• _EXERCISE GOAL_
Leaving out all images, write out the records that follow exactly.
[start TASK DATA]
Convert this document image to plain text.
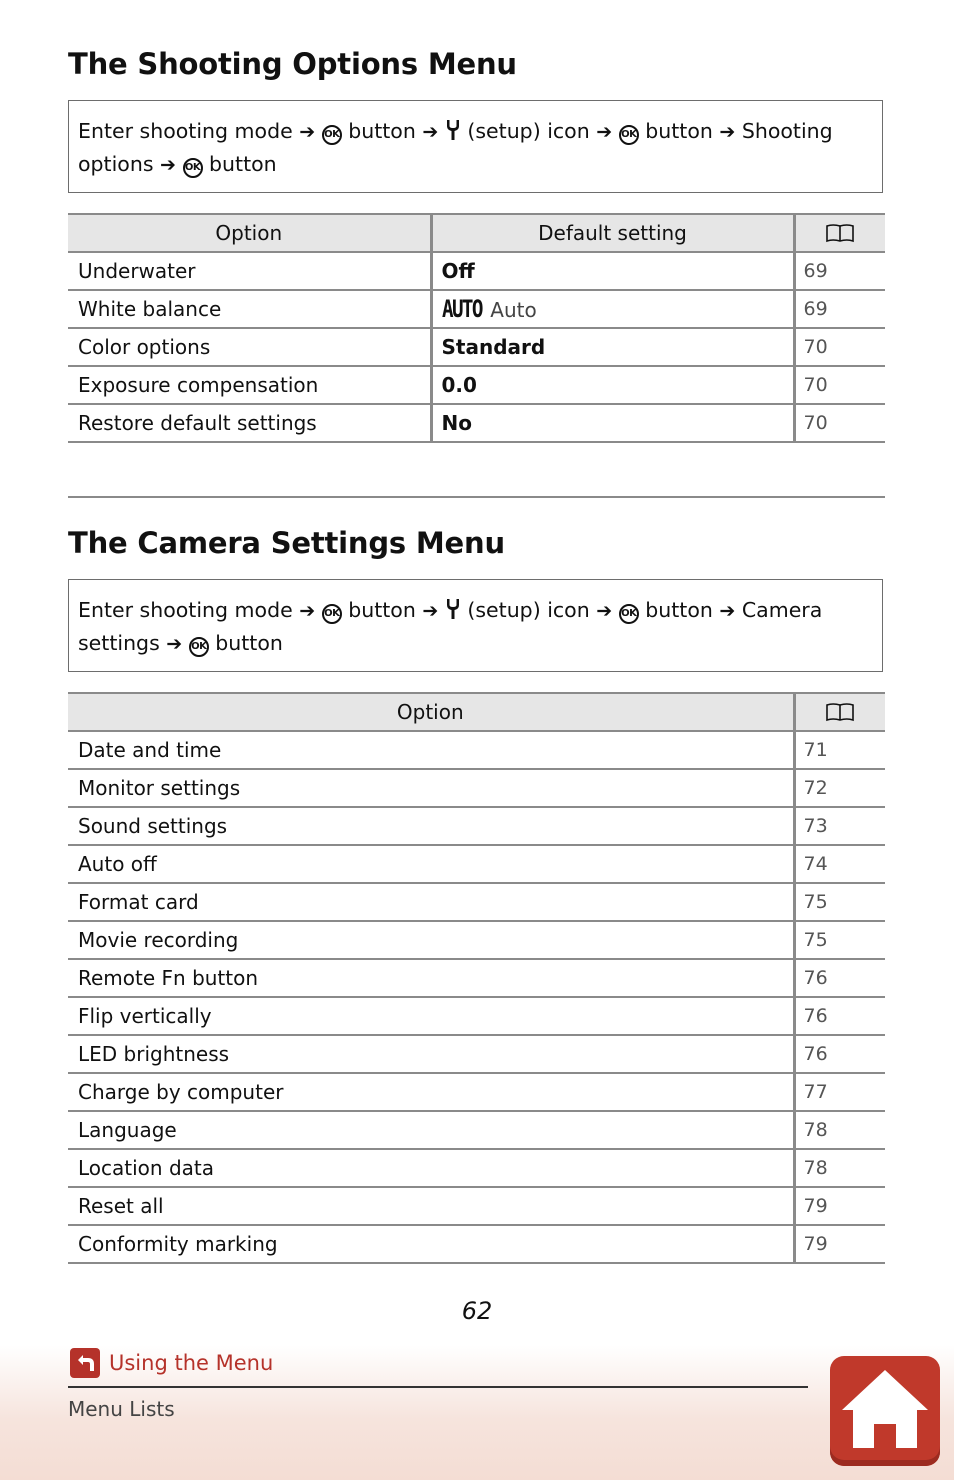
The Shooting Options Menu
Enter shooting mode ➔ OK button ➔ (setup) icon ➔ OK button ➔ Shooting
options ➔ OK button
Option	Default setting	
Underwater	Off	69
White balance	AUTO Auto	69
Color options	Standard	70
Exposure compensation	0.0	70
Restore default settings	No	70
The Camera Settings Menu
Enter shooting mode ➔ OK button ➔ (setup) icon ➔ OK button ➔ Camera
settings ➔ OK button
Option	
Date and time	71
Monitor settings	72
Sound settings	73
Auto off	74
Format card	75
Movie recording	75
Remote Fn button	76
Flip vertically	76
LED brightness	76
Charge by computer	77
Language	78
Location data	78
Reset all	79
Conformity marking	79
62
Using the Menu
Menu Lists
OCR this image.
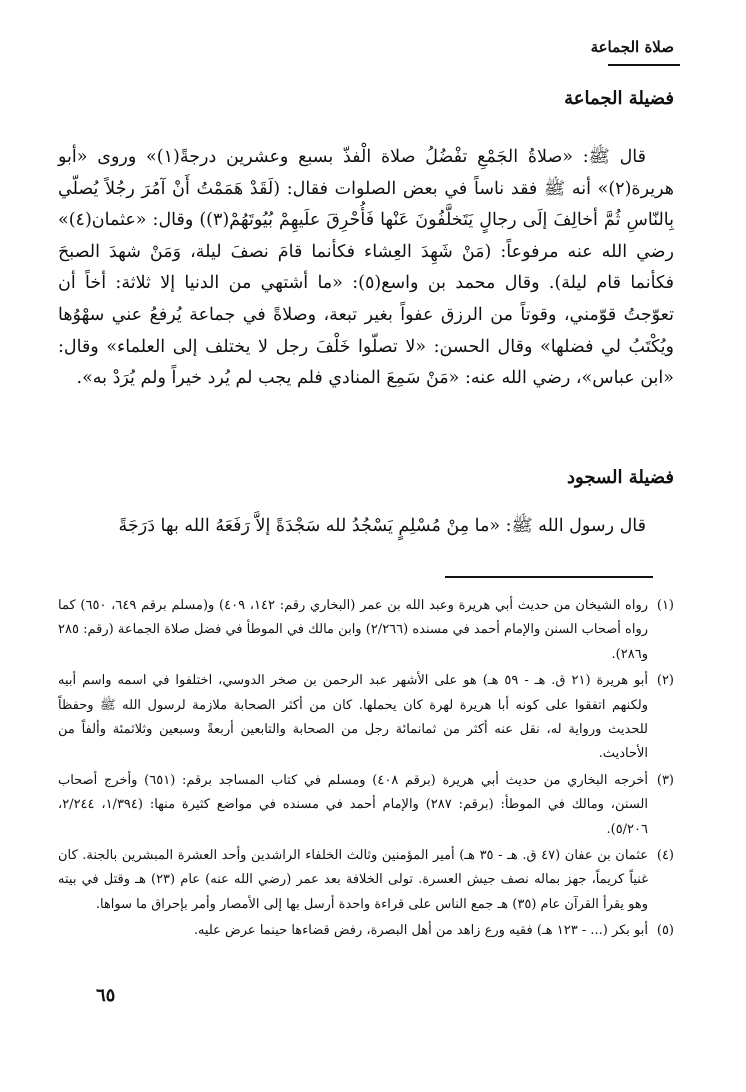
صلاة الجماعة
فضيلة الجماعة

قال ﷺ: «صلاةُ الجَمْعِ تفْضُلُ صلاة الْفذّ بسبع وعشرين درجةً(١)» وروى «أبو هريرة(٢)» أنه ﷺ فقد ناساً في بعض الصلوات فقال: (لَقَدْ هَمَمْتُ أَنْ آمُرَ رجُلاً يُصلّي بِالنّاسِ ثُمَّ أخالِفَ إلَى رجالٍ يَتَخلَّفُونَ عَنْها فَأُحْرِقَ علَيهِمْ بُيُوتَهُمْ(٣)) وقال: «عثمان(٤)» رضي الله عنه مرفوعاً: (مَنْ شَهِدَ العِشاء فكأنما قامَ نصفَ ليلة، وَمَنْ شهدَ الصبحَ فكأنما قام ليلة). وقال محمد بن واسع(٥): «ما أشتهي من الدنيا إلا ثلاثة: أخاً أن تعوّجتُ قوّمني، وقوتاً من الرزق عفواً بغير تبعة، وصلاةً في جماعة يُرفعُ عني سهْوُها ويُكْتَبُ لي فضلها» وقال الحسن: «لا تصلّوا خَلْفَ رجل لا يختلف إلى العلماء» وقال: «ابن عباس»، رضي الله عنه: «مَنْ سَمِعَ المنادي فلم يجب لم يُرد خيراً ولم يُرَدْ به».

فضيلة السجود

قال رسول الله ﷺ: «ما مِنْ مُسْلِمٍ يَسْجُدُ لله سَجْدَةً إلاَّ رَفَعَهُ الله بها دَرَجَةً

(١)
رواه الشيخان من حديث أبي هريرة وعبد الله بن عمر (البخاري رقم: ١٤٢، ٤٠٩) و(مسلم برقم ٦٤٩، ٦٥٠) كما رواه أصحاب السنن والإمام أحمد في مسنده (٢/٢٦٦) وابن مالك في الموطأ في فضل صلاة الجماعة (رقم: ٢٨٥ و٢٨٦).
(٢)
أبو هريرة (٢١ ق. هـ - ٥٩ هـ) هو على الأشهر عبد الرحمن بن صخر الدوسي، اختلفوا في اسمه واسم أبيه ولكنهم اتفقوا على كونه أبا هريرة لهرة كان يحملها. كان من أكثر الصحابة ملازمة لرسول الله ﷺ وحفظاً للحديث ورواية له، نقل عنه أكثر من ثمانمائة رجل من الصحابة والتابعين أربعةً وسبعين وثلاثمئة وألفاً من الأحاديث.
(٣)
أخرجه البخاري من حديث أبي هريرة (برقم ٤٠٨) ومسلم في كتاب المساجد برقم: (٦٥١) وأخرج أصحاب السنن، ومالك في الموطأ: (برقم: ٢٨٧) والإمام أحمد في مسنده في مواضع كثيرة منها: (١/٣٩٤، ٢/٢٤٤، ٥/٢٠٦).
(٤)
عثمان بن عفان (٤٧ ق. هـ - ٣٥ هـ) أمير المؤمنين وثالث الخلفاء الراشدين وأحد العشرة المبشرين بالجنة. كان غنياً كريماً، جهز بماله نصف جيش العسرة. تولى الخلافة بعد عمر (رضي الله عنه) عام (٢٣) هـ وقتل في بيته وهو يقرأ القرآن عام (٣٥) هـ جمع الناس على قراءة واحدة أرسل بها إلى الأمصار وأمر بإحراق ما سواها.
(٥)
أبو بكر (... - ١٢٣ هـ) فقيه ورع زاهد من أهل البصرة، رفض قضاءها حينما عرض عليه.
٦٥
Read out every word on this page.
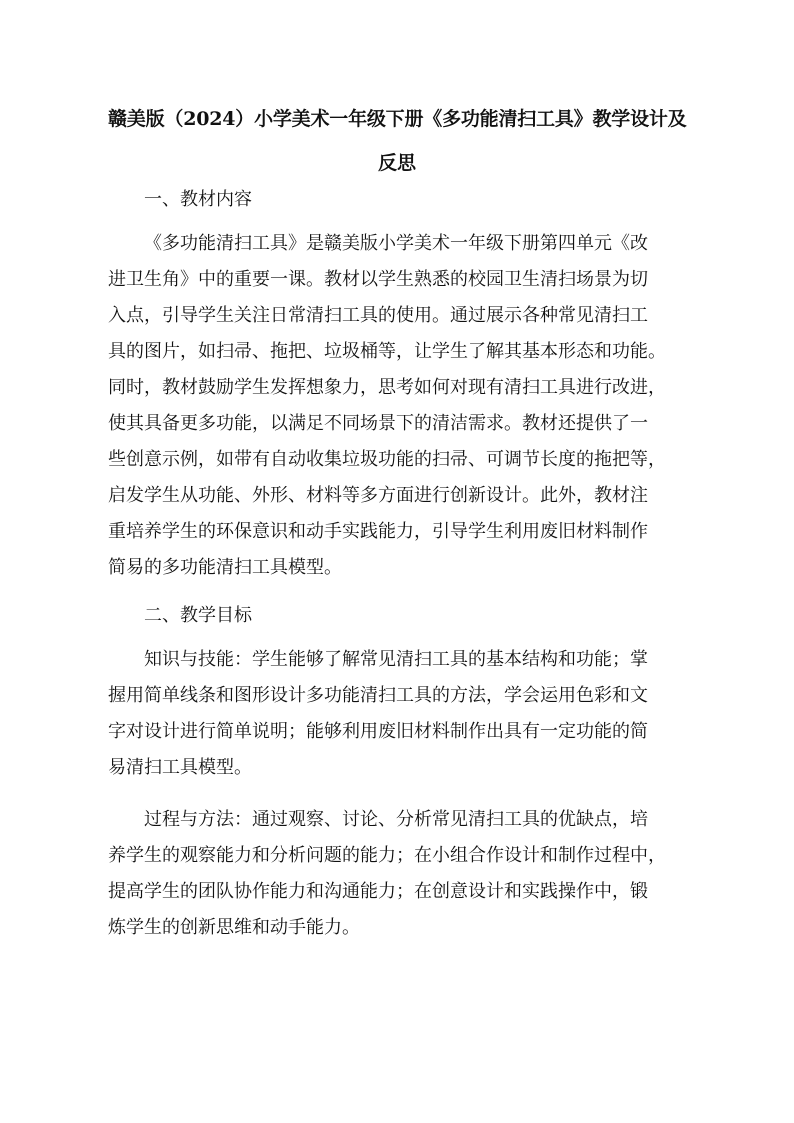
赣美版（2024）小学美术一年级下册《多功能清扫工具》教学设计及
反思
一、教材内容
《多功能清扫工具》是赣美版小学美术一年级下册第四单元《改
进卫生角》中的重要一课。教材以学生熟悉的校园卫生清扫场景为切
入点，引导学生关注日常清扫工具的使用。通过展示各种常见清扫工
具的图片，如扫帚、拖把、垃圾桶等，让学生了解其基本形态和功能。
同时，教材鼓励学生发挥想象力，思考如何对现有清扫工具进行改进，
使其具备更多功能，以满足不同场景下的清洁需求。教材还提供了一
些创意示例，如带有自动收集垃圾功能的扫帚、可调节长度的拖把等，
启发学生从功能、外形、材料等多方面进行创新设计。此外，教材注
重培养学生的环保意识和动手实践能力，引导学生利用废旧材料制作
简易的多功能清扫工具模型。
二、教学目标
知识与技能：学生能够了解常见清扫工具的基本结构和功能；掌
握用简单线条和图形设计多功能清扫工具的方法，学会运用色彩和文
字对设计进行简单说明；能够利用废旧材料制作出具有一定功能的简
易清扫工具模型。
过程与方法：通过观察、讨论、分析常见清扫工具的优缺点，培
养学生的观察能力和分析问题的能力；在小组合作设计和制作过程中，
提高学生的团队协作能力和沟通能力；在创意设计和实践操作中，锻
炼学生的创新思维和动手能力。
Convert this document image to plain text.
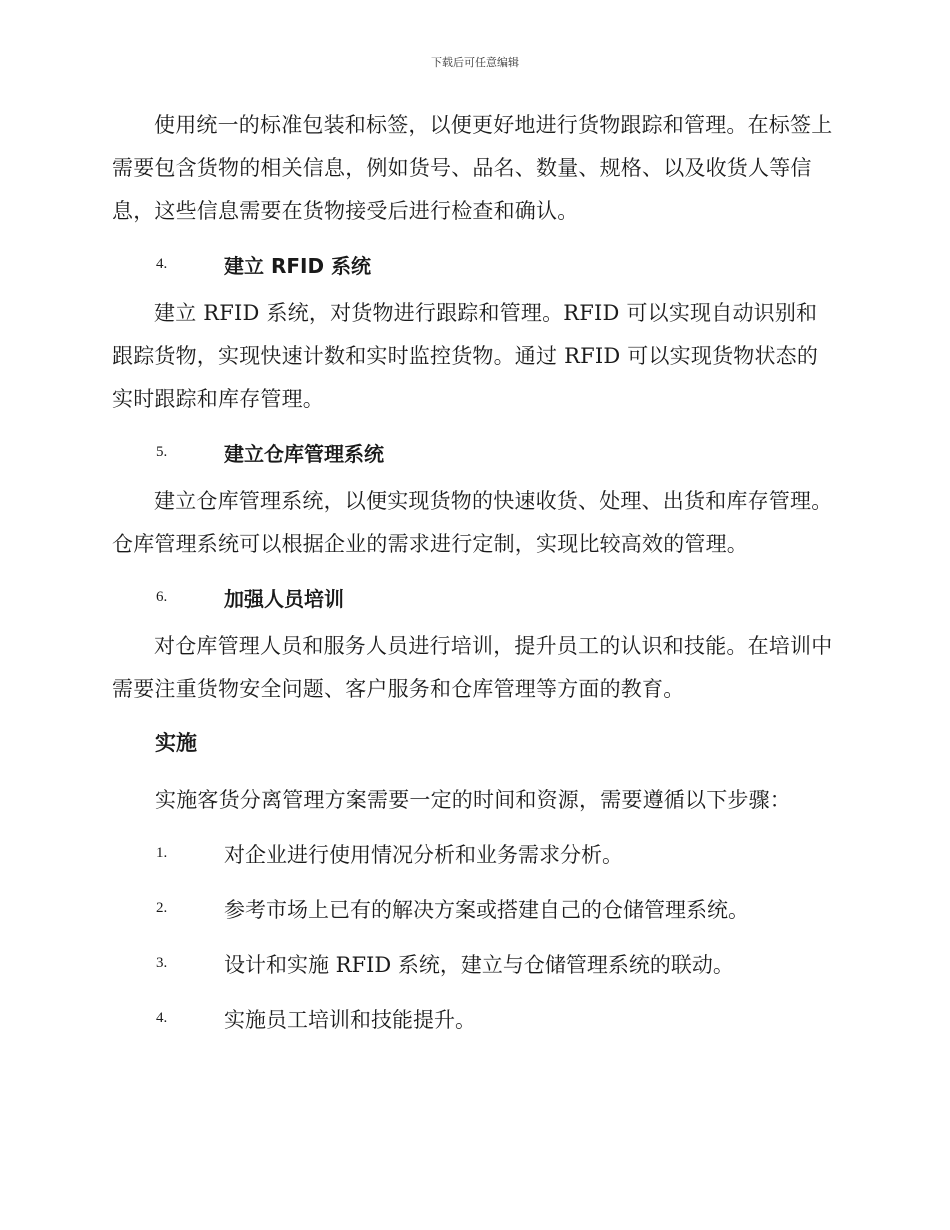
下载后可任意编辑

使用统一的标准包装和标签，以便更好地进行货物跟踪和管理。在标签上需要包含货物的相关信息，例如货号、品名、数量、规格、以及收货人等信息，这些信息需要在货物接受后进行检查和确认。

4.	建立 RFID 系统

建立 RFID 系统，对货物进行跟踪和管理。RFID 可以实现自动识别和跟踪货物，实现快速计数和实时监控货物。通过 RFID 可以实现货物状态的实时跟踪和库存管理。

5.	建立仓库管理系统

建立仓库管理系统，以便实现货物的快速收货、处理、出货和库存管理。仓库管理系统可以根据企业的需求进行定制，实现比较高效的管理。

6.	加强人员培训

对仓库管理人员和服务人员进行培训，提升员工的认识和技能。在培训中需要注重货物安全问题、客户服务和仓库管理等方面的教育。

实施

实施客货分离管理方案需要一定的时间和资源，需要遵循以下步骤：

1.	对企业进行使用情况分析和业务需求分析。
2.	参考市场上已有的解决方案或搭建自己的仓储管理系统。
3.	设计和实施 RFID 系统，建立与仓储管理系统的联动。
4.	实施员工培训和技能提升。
[end TASK DATA]
• _RESULT OF THIS EXERCISE_
Convert this document image to plain text.
The Shooting Options Menu
Enter shooting mode ➔ OK button ➔ (setup) icon ➔ OK button ➔ Shooting
options ➔ OK button
Option	Default setting	
Underwater	Off	69
White balance	AUTO Auto	69
Color options	Standard	70
Exposure compensation	0.0	70
Restore default settings	No	70
The Camera Settings Menu
Enter shooting mode ➔ OK button ➔ (setup) icon ➔ OK button ➔ Camera
settings ➔ OK button
Option	
Date and time	71
Monitor settings	72
Sound settings	73
Auto off	74
Format card	75
Movie recording	75
Remote Fn button	76
Flip vertically	76
LED brightness	76
Charge by computer	77
Language	78
Location data	78
Reset all	79
Conformity marking	79
62
Using the Menu
Menu Lists
OCR this image.
صلاة الجماعة
فضيلة الجماعة

قال ﷺ: «صلاةُ الجَمْعِ تفْضُلُ صلاة الْفذّ بسبع وعشرين درجةً(١)» وروى «أبو هريرة(٢)» أنه ﷺ فقد ناساً في بعض الصلوات فقال: (لَقَدْ هَمَمْتُ أَنْ آمُرَ رجُلاً يُصلّي بِالنّاسِ ثُمَّ أخالِفَ إلَى رجالٍ يَتَخلَّفُونَ عَنْها فَأُحْرِقَ علَيهِمْ بُيُوتَهُمْ(٣)) وقال: «عثمان(٤)» رضي الله عنه مرفوعاً: (مَنْ شَهِدَ العِشاء فكأنما قامَ نصفَ ليلة، وَمَنْ شهدَ الصبحَ فكأنما قام ليلة). وقال محمد بن واسع(٥): «ما أشتهي من الدنيا إلا ثلاثة: أخاً أن تعوّجتُ قوّمني، وقوتاً من الرزق عفواً بغير تبعة، وصلاةً في جماعة يُرفعُ عني سهْوُها ويُكْتَبُ لي فضلها» وقال الحسن: «لا تصلّوا خَلْفَ رجل لا يختلف إلى العلماء» وقال: «ابن عباس»، رضي الله عنه: «مَنْ سَمِعَ المنادي فلم يجب لم يُرد خيراً ولم يُرَدْ به».

فضيلة السجود

قال رسول الله ﷺ: «ما مِنْ مُسْلِمٍ يَسْجُدُ لله سَجْدَةً إلاَّ رَفَعَهُ الله بها دَرَجَةً

(١)
رواه الشيخان من حديث أبي هريرة وعبد الله بن عمر (البخاري رقم: ١٤٢، ٤٠٩) و(مسلم برقم ٦٤٩، ٦٥٠) كما رواه أصحاب السنن والإمام أحمد في مسنده (٢/٢٦٦) وابن مالك في الموطأ في فضل صلاة الجماعة (رقم: ٢٨٥ و٢٨٦).
(٢)
أبو هريرة (٢١ ق. هـ - ٥٩ هـ) هو على الأشهر عبد الرحمن بن صخر الدوسي، اختلفوا في اسمه واسم أبيه ولكنهم اتفقوا على كونه أبا هريرة لهرة كان يحملها. كان من أكثر الصحابة ملازمة لرسول الله ﷺ وحفظاً للحديث ورواية له، نقل عنه أكثر من ثمانمائة رجل من الصحابة والتابعين أربعةً وسبعين وثلاثمئة وألفاً من الأحاديث.
(٣)
أخرجه البخاري من حديث أبي هريرة (برقم ٤٠٨) ومسلم في كتاب المساجد برقم: (٦٥١) وأخرج أصحاب السنن، ومالك في الموطأ: (برقم: ٢٨٧) والإمام أحمد في مسنده في مواضع كثيرة منها: (١/٣٩٤، ٢/٢٤٤، ٥/٢٠٦).
(٤)
عثمان بن عفان (٤٧ ق. هـ - ٣٥ هـ) أمير المؤمنين وثالث الخلفاء الراشدين وأحد العشرة المبشرين بالجنة. كان غنياً كريماً، جهز بماله نصف جيش العسرة. تولى الخلافة بعد عمر (رضي الله عنه) عام (٢٣) هـ وقتل في بيته وهو يقرأ القرآن عام (٣٥) هـ جمع الناس على قراءة واحدة أرسل بها إلى الأمصار وأمر بإحراق ما سواها.
(٥)
أبو بكر (... - ١٢٣ هـ) فقيه ورع زاهد من أهل البصرة، رفض قضاءها حينما عرض عليه.
٦٥
Read out every word on this page.
赣美版（2024）小学美术一年级下册《多功能清扫工具》教学设计及
反思
一、教材内容
《多功能清扫工具》是赣美版小学美术一年级下册第四单元《改
进卫生角》中的重要一课。教材以学生熟悉的校园卫生清扫场景为切
入点，引导学生关注日常清扫工具的使用。通过展示各种常见清扫工
具的图片，如扫帚、拖把、垃圾桶等，让学生了解其基本形态和功能。
同时，教材鼓励学生发挥想象力，思考如何对现有清扫工具进行改进，
使其具备更多功能，以满足不同场景下的清洁需求。教材还提供了一
些创意示例，如带有自动收集垃圾功能的扫帚、可调节长度的拖把等，
启发学生从功能、外形、材料等多方面进行创新设计。此外，教材注
重培养学生的环保意识和动手实践能力，引导学生利用废旧材料制作
简易的多功能清扫工具模型。
二、教学目标
知识与技能：学生能够了解常见清扫工具的基本结构和功能；掌
握用简单线条和图形设计多功能清扫工具的方法，学会运用色彩和文
字对设计进行简单说明；能够利用废旧材料制作出具有一定功能的简
易清扫工具模型。
过程与方法：通过观察、讨论、分析常见清扫工具的优缺点，培
养学生的观察能力和分析问题的能力；在小组合作设计和制作过程中，
提高学生的团队协作能力和沟通能力；在创意设计和实践操作中，锻
炼学生的创新思维和动手能力。
Convert this document image to plain text.
下载后可任意编辑

使用统一的标准包装和标签，以便更好地进行货物跟踪和管理。在标签上需要包含货物的相关信息，例如货号、品名、数量、规格、以及收货人等信息，这些信息需要在货物接受后进行检查和确认。

4.	建立 RFID 系统

建立 RFID 系统，对货物进行跟踪和管理。RFID 可以实现自动识别和跟踪货物，实现快速计数和实时监控货物。通过 RFID 可以实现货物状态的实时跟踪和库存管理。

5.	建立仓库管理系统

建立仓库管理系统，以便实现货物的快速收货、处理、出货和库存管理。仓库管理系统可以根据企业的需求进行定制，实现比较高效的管理。

6.	加强人员培训

对仓库管理人员和服务人员进行培训，提升员工的认识和技能。在培训中需要注重货物安全问题、客户服务和仓库管理等方面的教育。

实施

实施客货分离管理方案需要一定的时间和资源，需要遵循以下步骤：

1.	对企业进行使用情况分析和业务需求分析。
2.	参考市场上已有的解决方案或搭建自己的仓储管理系统。
3.	设计和实施 RFID 系统，建立与仓储管理系统的联动。
4.	实施员工培训和技能提升。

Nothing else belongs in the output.